* **YOUR OBJECTIVE**
Count how many lines contain the word "type". Please give only the number.
==== RECORDS TO PROCESS
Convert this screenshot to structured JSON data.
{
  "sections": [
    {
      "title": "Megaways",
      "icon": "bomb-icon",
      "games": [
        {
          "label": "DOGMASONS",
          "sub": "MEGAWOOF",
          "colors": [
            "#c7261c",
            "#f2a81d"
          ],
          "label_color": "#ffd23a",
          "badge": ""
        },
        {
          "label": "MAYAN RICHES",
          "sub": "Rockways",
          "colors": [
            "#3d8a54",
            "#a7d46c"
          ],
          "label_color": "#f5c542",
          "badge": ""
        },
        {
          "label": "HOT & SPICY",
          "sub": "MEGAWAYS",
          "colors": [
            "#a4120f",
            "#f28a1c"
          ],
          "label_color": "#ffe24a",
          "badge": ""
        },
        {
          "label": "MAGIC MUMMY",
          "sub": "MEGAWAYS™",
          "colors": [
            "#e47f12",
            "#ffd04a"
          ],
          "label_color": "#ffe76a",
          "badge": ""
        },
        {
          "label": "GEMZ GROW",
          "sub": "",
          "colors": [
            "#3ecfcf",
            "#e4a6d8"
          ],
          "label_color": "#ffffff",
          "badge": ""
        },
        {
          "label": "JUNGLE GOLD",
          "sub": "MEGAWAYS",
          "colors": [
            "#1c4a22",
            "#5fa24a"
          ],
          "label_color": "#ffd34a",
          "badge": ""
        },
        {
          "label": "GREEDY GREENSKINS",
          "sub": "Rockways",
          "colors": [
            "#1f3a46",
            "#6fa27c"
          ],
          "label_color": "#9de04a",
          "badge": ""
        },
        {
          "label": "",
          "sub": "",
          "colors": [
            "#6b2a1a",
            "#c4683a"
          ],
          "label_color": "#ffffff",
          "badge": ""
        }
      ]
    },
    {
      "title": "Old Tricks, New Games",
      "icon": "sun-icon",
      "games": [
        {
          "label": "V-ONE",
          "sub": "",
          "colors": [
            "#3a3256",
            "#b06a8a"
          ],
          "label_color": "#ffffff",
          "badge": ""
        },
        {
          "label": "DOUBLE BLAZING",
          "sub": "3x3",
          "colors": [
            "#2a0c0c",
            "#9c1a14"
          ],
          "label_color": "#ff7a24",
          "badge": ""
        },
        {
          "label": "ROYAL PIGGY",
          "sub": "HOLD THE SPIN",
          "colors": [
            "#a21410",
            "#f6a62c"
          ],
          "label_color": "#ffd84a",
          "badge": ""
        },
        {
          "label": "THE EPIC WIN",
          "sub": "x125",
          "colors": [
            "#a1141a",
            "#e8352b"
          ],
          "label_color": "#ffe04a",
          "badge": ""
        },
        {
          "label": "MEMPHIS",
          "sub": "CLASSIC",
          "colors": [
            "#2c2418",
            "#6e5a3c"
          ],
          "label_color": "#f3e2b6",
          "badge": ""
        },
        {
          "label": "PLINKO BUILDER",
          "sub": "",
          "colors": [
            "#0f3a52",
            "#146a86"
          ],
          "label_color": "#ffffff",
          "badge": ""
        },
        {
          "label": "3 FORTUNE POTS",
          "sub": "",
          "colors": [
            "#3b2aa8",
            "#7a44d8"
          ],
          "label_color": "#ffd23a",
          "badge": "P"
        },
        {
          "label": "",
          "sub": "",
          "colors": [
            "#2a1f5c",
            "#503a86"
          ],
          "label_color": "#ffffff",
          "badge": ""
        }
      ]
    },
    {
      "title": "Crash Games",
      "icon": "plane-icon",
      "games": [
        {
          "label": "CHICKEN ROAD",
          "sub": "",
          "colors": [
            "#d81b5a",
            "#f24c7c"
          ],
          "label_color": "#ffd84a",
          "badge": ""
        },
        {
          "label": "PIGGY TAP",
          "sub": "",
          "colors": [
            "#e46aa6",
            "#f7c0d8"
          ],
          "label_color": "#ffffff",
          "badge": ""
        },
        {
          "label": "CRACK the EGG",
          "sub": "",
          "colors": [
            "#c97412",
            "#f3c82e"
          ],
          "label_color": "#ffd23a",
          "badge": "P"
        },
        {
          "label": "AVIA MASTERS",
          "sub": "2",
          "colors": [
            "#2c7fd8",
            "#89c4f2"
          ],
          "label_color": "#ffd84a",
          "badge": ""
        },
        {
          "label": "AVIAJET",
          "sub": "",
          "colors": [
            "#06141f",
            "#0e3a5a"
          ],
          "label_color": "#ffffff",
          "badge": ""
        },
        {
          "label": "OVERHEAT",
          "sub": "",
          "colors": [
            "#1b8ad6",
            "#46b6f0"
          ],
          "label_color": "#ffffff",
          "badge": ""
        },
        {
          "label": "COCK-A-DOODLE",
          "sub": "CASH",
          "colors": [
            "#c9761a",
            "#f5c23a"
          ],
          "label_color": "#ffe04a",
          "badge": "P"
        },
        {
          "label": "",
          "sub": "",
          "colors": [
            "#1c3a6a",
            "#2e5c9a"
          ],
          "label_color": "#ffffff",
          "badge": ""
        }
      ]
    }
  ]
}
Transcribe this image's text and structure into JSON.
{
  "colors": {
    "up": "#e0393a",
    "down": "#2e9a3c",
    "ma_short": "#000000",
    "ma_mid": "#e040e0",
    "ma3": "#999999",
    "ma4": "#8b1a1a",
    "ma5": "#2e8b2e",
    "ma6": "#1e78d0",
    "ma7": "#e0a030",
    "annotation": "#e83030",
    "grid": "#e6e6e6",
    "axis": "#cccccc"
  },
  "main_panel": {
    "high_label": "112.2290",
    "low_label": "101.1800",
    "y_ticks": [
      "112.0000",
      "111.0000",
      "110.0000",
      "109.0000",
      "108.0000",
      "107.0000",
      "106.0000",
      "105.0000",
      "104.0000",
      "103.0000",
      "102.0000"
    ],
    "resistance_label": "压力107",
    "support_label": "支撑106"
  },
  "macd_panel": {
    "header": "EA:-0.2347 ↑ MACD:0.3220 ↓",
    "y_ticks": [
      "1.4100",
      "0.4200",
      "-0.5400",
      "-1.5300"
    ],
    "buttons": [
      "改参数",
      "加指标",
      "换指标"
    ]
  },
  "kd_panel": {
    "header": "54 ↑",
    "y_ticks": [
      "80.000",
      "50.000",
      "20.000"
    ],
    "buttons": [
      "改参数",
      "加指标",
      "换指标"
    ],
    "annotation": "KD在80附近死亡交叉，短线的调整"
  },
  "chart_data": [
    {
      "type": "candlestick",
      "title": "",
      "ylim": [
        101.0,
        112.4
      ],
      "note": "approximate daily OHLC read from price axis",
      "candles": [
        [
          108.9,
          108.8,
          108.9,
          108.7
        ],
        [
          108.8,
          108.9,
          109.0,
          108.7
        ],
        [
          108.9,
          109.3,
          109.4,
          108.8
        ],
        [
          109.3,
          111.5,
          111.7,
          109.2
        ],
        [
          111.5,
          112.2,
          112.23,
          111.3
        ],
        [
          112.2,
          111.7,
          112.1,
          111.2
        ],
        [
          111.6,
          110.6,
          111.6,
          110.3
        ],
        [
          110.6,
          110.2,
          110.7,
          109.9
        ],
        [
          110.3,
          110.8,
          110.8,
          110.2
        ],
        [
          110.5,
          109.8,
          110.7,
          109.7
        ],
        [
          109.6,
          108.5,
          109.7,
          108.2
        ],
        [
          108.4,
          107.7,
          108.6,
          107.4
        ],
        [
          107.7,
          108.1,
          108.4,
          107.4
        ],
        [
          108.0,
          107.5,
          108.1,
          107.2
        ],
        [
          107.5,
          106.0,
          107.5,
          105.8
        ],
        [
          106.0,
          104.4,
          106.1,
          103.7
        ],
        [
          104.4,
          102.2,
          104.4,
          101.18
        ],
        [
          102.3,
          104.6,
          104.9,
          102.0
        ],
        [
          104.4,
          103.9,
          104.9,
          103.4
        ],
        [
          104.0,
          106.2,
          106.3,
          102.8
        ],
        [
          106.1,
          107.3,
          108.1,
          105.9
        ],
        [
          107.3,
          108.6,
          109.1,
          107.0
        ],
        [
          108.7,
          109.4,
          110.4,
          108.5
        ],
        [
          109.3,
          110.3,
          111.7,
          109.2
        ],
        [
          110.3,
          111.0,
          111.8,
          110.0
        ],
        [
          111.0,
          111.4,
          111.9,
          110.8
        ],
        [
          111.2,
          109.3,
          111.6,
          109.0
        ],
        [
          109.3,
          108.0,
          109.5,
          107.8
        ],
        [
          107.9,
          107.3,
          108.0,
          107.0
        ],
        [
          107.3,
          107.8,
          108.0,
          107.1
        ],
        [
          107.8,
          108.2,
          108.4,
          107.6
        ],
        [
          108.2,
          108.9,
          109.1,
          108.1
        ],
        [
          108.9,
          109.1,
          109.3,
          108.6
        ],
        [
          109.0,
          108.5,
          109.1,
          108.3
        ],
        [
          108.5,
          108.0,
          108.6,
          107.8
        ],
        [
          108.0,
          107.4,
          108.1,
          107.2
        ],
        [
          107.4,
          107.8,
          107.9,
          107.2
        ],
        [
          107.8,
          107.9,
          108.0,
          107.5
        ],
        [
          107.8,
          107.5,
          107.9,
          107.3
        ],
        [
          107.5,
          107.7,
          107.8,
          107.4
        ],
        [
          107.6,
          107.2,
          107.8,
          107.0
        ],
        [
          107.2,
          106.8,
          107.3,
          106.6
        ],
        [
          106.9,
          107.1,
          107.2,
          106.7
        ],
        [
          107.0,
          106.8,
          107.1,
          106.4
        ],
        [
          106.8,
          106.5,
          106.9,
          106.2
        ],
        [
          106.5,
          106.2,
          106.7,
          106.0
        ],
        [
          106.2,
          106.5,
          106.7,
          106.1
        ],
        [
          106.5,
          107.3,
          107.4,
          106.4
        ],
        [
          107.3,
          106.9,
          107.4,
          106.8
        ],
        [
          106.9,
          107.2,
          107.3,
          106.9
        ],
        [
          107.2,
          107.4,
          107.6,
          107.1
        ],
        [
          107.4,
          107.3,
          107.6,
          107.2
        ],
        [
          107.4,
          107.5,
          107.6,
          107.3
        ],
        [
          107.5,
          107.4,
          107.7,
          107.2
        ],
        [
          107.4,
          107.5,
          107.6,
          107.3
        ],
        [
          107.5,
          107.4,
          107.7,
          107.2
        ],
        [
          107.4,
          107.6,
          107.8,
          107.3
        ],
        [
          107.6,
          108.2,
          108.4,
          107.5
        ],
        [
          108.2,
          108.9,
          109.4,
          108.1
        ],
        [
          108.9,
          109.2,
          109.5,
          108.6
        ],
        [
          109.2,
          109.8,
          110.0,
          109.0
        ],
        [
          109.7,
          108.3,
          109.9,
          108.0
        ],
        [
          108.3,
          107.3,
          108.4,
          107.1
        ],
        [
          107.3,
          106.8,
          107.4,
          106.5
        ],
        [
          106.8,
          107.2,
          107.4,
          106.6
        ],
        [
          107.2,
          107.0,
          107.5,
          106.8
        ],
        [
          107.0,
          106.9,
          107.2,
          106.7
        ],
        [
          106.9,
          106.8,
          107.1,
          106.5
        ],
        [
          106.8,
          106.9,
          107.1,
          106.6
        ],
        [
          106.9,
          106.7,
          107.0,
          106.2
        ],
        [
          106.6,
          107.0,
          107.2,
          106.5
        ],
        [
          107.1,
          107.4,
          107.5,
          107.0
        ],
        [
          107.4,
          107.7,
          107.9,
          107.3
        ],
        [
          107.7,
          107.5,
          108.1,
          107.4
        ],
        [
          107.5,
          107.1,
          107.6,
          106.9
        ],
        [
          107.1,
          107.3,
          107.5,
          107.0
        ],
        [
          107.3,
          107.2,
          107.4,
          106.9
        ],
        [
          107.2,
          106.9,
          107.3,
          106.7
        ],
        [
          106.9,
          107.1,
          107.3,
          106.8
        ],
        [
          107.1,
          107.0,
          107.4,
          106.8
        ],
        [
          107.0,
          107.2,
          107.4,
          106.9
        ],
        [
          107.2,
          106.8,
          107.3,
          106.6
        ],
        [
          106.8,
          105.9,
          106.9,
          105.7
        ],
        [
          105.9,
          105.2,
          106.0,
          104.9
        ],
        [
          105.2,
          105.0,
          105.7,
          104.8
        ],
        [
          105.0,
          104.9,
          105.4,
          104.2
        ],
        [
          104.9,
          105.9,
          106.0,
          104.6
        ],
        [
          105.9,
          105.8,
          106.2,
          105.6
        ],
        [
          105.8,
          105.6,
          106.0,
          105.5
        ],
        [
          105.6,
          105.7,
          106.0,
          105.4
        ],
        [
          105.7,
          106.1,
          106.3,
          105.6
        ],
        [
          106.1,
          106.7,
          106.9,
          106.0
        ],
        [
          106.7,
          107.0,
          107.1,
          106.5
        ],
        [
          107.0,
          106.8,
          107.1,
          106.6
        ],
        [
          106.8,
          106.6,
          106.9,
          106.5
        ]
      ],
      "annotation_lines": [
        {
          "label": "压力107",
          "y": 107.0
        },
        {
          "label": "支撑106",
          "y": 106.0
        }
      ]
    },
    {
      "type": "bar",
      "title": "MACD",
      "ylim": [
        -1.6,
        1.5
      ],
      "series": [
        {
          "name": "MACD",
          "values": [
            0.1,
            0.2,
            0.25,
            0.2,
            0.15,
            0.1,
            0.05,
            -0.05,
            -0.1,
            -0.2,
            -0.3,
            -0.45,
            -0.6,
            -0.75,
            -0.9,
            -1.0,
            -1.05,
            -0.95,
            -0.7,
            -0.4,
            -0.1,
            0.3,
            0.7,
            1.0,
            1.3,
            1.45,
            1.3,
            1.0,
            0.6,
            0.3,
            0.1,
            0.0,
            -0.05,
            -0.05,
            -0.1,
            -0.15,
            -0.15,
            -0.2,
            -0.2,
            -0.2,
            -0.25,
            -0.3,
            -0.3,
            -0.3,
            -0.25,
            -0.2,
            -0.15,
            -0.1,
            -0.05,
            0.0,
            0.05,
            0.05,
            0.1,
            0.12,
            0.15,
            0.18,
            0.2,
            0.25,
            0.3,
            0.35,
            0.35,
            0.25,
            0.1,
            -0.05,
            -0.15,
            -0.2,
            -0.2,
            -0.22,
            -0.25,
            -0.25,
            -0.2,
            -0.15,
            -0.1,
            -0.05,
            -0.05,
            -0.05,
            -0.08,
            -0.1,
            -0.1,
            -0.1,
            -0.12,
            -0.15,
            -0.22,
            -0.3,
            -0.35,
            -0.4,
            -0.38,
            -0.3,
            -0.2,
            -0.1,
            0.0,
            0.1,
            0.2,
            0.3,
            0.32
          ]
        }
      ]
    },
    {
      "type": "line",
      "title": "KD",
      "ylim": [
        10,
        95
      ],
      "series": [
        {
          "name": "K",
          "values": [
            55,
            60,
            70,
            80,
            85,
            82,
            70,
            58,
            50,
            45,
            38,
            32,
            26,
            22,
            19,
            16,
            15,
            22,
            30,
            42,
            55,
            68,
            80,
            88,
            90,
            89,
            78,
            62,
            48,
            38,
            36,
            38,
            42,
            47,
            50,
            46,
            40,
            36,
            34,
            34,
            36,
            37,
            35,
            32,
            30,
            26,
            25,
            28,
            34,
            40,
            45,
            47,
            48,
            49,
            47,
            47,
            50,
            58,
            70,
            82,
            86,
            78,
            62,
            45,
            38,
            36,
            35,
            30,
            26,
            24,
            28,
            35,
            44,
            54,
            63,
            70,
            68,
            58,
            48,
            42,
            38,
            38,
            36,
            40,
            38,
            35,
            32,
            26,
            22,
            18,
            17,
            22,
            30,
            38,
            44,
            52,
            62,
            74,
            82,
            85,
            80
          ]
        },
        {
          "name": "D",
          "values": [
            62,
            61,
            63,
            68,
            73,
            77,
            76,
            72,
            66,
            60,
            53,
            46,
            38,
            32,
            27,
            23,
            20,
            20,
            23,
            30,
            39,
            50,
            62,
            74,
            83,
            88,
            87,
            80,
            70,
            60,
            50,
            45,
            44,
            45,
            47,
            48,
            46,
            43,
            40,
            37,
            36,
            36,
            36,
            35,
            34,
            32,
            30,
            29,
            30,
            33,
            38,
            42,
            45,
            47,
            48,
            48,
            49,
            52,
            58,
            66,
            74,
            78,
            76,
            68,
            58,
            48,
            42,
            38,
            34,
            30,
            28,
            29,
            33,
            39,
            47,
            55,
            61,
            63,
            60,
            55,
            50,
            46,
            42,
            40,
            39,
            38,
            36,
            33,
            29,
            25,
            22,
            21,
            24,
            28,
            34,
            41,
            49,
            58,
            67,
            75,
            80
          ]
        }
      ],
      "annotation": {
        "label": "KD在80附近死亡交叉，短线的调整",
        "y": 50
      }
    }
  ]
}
========
* **THE OUTPUT**
3